Nothing should be left out: output all of the entries exactly.

• [Exercise data]:
▶
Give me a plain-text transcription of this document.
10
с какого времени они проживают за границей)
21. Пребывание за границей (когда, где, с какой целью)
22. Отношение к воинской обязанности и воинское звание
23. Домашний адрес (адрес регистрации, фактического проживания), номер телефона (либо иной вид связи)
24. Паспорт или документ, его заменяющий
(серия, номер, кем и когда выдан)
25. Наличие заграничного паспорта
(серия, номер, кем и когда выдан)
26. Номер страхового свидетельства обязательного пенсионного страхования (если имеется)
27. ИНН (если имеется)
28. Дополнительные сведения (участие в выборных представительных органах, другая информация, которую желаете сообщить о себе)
◀
• [The result]:
Give me a plain-text transcription of this document.
10
с какого времени они проживают за границей)
21. Пребывание за границей (когда, где, с какой целью)
22. Отношение к воинской обязанности и воинское звание
23. Домашний адрес (адрес регистрации, фактического проживания), номер телефона (либо иной вид связи)
24. Паспорт или документ, его заменяющий
(серия, номер, кем и когда выдан)
25. Наличие заграничного паспорта
(серия, номер, кем и когда выдан)
26. Номер страхового свидетельства обязательного пенсионного страхования (если имеется)
27. ИНН (если имеется)
28. Дополнительные сведения (участие в выборных представительных органах, другая информация, которую желаете сообщить о себе)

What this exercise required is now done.